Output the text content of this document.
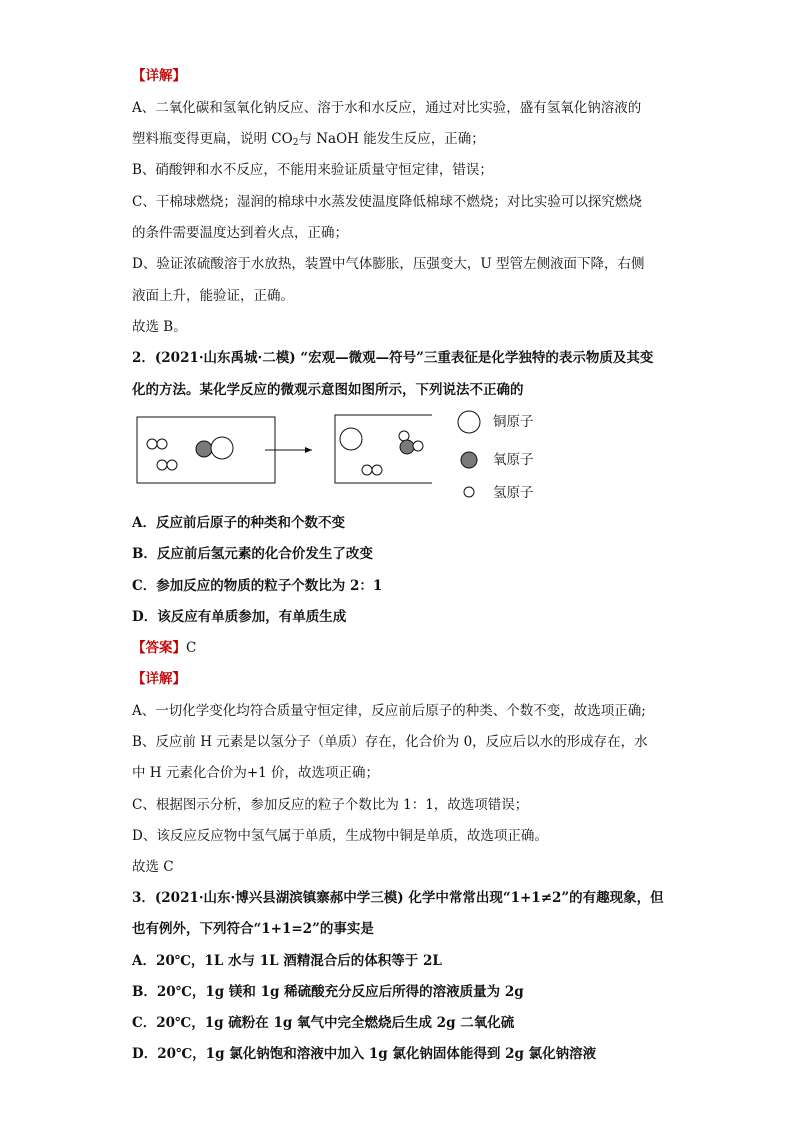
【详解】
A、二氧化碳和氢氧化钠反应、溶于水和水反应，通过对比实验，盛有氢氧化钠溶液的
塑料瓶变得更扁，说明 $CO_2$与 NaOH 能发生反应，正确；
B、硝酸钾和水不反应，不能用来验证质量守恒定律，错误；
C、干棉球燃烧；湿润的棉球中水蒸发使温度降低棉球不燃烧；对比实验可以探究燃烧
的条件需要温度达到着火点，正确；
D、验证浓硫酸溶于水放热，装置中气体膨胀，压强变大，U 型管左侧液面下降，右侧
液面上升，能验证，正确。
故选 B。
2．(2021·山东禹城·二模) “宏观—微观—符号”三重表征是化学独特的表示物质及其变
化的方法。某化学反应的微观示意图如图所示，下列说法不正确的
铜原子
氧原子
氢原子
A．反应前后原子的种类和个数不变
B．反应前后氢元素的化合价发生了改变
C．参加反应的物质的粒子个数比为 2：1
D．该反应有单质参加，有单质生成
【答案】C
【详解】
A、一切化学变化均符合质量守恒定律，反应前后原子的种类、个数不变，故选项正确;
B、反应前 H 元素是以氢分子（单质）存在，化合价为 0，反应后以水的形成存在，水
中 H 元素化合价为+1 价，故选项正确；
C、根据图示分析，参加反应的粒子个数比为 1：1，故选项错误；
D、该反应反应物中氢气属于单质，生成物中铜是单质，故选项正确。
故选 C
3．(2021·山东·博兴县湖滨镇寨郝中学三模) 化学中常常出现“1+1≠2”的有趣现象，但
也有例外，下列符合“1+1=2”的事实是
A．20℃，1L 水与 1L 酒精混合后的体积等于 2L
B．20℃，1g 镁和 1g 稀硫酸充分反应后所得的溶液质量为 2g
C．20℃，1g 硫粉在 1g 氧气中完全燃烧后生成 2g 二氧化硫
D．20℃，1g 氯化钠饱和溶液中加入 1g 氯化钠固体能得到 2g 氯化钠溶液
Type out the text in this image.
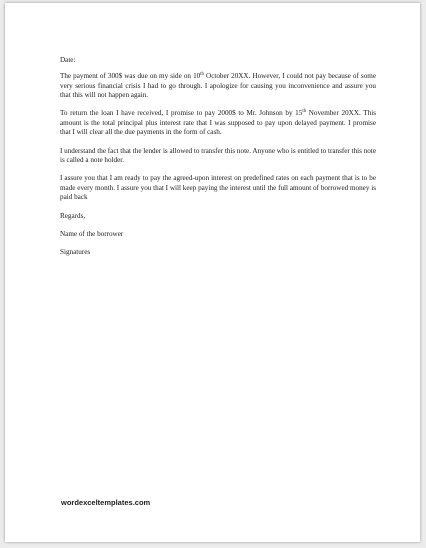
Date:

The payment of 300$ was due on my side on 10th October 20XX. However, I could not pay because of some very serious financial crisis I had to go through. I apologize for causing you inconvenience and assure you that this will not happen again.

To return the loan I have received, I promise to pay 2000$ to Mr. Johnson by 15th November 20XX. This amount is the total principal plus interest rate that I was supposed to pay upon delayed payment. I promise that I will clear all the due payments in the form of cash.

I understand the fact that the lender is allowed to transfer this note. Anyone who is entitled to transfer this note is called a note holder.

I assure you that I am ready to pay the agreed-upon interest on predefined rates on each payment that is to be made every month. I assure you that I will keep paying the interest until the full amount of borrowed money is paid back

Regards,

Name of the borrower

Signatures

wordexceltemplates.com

---

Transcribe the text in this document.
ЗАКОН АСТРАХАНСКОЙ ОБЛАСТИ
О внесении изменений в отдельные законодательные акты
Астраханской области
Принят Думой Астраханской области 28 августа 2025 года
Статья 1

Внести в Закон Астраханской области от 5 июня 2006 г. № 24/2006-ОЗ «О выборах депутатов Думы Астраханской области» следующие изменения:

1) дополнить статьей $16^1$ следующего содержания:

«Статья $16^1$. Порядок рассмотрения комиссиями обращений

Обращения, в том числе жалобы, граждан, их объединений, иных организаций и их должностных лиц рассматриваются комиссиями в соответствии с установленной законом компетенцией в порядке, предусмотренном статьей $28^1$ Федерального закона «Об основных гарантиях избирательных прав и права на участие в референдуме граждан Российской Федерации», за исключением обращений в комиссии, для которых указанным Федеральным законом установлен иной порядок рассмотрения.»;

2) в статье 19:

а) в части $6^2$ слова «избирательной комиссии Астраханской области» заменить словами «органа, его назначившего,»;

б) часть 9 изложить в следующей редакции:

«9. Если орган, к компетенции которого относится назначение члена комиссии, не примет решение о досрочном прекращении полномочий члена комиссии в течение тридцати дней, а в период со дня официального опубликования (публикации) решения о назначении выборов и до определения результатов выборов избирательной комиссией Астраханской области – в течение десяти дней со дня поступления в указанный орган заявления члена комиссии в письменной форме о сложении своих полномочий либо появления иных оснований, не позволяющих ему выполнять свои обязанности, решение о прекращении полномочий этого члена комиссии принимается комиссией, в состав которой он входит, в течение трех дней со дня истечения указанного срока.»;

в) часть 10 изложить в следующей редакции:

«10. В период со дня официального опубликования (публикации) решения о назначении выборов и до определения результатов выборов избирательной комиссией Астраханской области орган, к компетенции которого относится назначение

---

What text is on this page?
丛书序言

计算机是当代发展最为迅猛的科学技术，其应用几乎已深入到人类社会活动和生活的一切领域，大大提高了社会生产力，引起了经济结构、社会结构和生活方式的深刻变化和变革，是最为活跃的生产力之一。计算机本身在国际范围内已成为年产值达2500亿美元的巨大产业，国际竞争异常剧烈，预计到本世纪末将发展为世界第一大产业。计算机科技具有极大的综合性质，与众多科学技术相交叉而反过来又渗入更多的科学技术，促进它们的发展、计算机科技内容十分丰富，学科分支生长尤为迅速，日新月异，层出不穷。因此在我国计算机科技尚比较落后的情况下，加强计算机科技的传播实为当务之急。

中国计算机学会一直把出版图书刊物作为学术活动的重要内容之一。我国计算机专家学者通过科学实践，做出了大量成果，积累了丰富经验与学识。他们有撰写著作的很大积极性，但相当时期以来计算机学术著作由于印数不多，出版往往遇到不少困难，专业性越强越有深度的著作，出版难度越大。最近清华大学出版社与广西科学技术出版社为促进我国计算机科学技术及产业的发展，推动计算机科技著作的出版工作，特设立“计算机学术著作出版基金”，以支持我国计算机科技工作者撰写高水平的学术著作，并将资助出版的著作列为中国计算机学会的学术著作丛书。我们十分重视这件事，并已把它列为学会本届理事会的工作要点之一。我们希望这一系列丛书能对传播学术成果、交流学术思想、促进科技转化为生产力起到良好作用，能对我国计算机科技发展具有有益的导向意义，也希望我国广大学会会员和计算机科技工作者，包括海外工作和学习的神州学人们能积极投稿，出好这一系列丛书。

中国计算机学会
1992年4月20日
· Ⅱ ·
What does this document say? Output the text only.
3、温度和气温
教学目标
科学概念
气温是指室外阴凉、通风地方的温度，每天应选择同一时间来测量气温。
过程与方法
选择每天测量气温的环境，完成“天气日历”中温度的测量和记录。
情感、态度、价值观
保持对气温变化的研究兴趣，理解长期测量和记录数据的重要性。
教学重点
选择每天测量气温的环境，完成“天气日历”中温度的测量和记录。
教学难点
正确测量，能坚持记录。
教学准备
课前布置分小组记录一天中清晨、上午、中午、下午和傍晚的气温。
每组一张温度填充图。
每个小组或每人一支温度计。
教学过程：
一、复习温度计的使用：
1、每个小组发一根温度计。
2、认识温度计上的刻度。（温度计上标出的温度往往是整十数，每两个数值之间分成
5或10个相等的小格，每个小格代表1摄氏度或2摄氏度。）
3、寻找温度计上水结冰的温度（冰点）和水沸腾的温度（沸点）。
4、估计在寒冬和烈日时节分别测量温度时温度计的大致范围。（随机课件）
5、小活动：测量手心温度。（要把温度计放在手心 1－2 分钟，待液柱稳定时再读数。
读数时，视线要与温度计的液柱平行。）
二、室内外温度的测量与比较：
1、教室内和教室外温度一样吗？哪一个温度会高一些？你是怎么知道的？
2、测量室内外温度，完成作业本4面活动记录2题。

**THE PROBLEM:** Working from the entries above, return all lines that contain "故选项正确".

**REPLY:**
A、一切化学变化均符合质量守恒定律，反应前后原子的种类、个数不变，故选项正确;
中 H 元素化合价为+1 价，故选项正确；
D、该反应反应物中氢气属于单质，生成物中铜是单质，故选项正确。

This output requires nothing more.